─── PROVIDED RECORDS ───

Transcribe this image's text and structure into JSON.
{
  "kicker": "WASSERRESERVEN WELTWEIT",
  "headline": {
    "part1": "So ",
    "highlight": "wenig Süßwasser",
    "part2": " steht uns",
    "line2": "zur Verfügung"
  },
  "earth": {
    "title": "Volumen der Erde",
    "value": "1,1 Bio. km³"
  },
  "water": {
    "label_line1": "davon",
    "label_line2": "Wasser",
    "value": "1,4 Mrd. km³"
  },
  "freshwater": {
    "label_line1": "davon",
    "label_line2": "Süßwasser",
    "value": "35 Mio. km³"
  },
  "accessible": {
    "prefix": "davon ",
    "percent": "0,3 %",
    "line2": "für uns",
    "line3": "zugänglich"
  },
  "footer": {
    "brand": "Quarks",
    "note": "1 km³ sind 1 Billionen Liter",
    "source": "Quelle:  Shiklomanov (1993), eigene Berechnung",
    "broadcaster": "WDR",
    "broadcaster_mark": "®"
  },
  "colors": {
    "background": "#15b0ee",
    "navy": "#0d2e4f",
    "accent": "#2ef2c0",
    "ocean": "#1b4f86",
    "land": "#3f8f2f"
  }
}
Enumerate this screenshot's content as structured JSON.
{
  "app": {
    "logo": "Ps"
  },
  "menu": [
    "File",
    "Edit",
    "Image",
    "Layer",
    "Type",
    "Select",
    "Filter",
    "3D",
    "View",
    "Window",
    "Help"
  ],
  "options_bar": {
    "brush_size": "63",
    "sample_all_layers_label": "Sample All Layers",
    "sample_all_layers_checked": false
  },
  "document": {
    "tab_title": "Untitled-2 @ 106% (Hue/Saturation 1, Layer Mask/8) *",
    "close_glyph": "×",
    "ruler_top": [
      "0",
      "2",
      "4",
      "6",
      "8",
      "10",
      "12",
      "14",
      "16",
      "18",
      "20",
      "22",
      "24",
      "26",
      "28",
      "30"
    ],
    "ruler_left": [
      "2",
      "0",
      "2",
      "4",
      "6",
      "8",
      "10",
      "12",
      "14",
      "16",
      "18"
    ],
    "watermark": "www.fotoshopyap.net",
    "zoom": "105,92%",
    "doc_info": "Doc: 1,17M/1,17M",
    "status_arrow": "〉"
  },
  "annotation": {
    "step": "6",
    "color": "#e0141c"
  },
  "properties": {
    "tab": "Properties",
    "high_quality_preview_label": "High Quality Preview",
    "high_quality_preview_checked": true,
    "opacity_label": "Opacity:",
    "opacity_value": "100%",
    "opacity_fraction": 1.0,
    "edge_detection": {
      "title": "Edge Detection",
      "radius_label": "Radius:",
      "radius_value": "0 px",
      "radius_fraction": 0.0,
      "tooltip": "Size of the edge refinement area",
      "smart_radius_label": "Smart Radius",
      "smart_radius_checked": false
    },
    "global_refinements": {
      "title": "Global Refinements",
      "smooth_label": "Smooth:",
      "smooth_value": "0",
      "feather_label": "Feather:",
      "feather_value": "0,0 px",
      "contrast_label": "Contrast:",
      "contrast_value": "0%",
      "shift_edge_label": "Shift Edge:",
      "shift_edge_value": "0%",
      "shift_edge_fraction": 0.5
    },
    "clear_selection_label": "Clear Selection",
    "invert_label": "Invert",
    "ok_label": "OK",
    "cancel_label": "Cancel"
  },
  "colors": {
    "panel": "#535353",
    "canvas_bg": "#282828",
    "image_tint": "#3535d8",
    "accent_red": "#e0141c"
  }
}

───

*GOAL:*
Produce an exact copy of every entry above.

*FINAL RESULT:*
Transcribe this image's text and structure into JSON.
{
  "kicker": "WASSERRESERVEN WELTWEIT",
  "headline": {
    "part1": "So ",
    "highlight": "wenig Süßwasser",
    "part2": " steht uns",
    "line2": "zur Verfügung"
  },
  "earth": {
    "title": "Volumen der Erde",
    "value": "1,1 Bio. km³"
  },
  "water": {
    "label_line1": "davon",
    "label_line2": "Wasser",
    "value": "1,4 Mrd. km³"
  },
  "freshwater": {
    "label_line1": "davon",
    "label_line2": "Süßwasser",
    "value": "35 Mio. km³"
  },
  "accessible": {
    "prefix": "davon ",
    "percent": "0,3 %",
    "line2": "für uns",
    "line3": "zugänglich"
  },
  "footer": {
    "brand": "Quarks",
    "note": "1 km³ sind 1 Billionen Liter",
    "source": "Quelle:  Shiklomanov (1993), eigene Berechnung",
    "broadcaster": "WDR",
    "broadcaster_mark": "®"
  },
  "colors": {
    "background": "#15b0ee",
    "navy": "#0d2e4f",
    "accent": "#2ef2c0",
    "ocean": "#1b4f86",
    "land": "#3f8f2f"
  }
}
Enumerate this screenshot's content as structured JSON.
{
  "app": {
    "logo": "Ps"
  },
  "menu": [
    "File",
    "Edit",
    "Image",
    "Layer",
    "Type",
    "Select",
    "Filter",
    "3D",
    "View",
    "Window",
    "Help"
  ],
  "options_bar": {
    "brush_size": "63",
    "sample_all_layers_label": "Sample All Layers",
    "sample_all_layers_checked": false
  },
  "document": {
    "tab_title": "Untitled-2 @ 106% (Hue/Saturation 1, Layer Mask/8) *",
    "close_glyph": "×",
    "ruler_top": [
      "0",
      "2",
      "4",
      "6",
      "8",
      "10",
      "12",
      "14",
      "16",
      "18",
      "20",
      "22",
      "24",
      "26",
      "28",
      "30"
    ],
    "ruler_left": [
      "2",
      "0",
      "2",
      "4",
      "6",
      "8",
      "10",
      "12",
      "14",
      "16",
      "18"
    ],
    "watermark": "www.fotoshopyap.net",
    "zoom": "105,92%",
    "doc_info": "Doc: 1,17M/1,17M",
    "status_arrow": "〉"
  },
  "annotation": {
    "step": "6",
    "color": "#e0141c"
  },
  "properties": {
    "tab": "Properties",
    "high_quality_preview_label": "High Quality Preview",
    "high_quality_preview_checked": true,
    "opacity_label": "Opacity:",
    "opacity_value": "100%",
    "opacity_fraction": 1.0,
    "edge_detection": {
      "title": "Edge Detection",
      "radius_label": "Radius:",
      "radius_value": "0 px",
      "radius_fraction": 0.0,
      "tooltip": "Size of the edge refinement area",
      "smart_radius_label": "Smart Radius",
      "smart_radius_checked": false
    },
    "global_refinements": {
      "title": "Global Refinements",
      "smooth_label": "Smooth:",
      "smooth_value": "0",
      "feather_label": "Feather:",
      "feather_value": "0,0 px",
      "contrast_label": "Contrast:",
      "contrast_value": "0%",
      "shift_edge_label": "Shift Edge:",
      "shift_edge_value": "0%",
      "shift_edge_fraction": 0.5
    },
    "clear_selection_label": "Clear Selection",
    "invert_label": "Invert",
    "ok_label": "OK",
    "cancel_label": "Cancel"
  },
  "colors": {
    "panel": "#535353",
    "canvas_bg": "#282828",
    "image_tint": "#3535d8",
    "accent_red": "#e0141c"
  }
}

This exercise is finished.